Task details:
Return the records that follow, matching each one exactly.

Dataset rows about figures:
►

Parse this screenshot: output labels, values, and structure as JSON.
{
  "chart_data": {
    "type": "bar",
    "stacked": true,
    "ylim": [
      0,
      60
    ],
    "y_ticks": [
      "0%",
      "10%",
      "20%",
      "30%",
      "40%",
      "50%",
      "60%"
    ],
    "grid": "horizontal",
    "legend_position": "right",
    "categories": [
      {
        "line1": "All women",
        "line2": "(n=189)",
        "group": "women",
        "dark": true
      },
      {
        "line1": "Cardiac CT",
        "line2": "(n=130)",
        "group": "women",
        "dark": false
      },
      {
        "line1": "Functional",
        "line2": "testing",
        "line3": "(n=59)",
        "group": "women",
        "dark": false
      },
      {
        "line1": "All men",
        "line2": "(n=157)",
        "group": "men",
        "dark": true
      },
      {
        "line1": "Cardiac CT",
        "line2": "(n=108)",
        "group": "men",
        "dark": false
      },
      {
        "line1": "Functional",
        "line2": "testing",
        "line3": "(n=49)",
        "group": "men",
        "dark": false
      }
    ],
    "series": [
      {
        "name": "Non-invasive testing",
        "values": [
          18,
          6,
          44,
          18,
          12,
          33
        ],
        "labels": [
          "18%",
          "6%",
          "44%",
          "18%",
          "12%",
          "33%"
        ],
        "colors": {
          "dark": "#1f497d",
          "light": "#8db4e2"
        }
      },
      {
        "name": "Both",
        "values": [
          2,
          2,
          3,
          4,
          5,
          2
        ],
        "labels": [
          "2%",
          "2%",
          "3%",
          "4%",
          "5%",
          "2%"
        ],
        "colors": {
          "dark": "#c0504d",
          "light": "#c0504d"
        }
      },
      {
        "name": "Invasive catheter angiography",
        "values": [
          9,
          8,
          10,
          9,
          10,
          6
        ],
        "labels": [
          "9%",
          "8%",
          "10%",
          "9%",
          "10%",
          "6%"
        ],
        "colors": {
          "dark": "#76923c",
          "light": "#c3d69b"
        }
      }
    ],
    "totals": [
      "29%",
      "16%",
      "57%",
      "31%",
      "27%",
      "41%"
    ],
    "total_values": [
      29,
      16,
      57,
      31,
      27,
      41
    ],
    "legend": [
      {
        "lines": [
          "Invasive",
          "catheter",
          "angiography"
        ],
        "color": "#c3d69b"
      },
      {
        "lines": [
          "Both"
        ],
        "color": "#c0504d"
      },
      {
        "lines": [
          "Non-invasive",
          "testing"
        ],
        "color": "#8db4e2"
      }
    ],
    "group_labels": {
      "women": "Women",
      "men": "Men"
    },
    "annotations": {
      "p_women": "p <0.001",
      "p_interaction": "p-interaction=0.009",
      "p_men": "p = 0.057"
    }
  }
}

◄

Answer to the problem:
Parse this screenshot: output labels, values, and structure as JSON.
{
  "chart_data": {
    "type": "bar",
    "stacked": true,
    "ylim": [
      0,
      60
    ],
    "y_ticks": [
      "0%",
      "10%",
      "20%",
      "30%",
      "40%",
      "50%",
      "60%"
    ],
    "grid": "horizontal",
    "legend_position": "right",
    "categories": [
      {
        "line1": "All women",
        "line2": "(n=189)",
        "group": "women",
        "dark": true
      },
      {
        "line1": "Cardiac CT",
        "line2": "(n=130)",
        "group": "women",
        "dark": false
      },
      {
        "line1": "Functional",
        "line2": "testing",
        "line3": "(n=59)",
        "group": "women",
        "dark": false
      },
      {
        "line1": "All men",
        "line2": "(n=157)",
        "group": "men",
        "dark": true
      },
      {
        "line1": "Cardiac CT",
        "line2": "(n=108)",
        "group": "men",
        "dark": false
      },
      {
        "line1": "Functional",
        "line2": "testing",
        "line3": "(n=49)",
        "group": "men",
        "dark": false
      }
    ],
    "series": [
      {
        "name": "Non-invasive testing",
        "values": [
          18,
          6,
          44,
          18,
          12,
          33
        ],
        "labels": [
          "18%",
          "6%",
          "44%",
          "18%",
          "12%",
          "33%"
        ],
        "colors": {
          "dark": "#1f497d",
          "light": "#8db4e2"
        }
      },
      {
        "name": "Both",
        "values": [
          2,
          2,
          3,
          4,
          5,
          2
        ],
        "labels": [
          "2%",
          "2%",
          "3%",
          "4%",
          "5%",
          "2%"
        ],
        "colors": {
          "dark": "#c0504d",
          "light": "#c0504d"
        }
      },
      {
        "name": "Invasive catheter angiography",
        "values": [
          9,
          8,
          10,
          9,
          10,
          6
        ],
        "labels": [
          "9%",
          "8%",
          "10%",
          "9%",
          "10%",
          "6%"
        ],
        "colors": {
          "dark": "#76923c",
          "light": "#c3d69b"
        }
      }
    ],
    "totals": [
      "29%",
      "16%",
      "57%",
      "31%",
      "27%",
      "41%"
    ],
    "total_values": [
      29,
      16,
      57,
      31,
      27,
      41
    ],
    "legend": [
      {
        "lines": [
          "Invasive",
          "catheter",
          "angiography"
        ],
        "color": "#c3d69b"
      },
      {
        "lines": [
          "Both"
        ],
        "color": "#c0504d"
      },
      {
        "lines": [
          "Non-invasive",
          "testing"
        ],
        "color": "#8db4e2"
      }
    ],
    "group_labels": {
      "women": "Women",
      "men": "Men"
    },
    "annotations": {
      "p_women": "p <0.001",
      "p_interaction": "p-interaction=0.009",
      "p_men": "p = 0.057"
    }
  }
}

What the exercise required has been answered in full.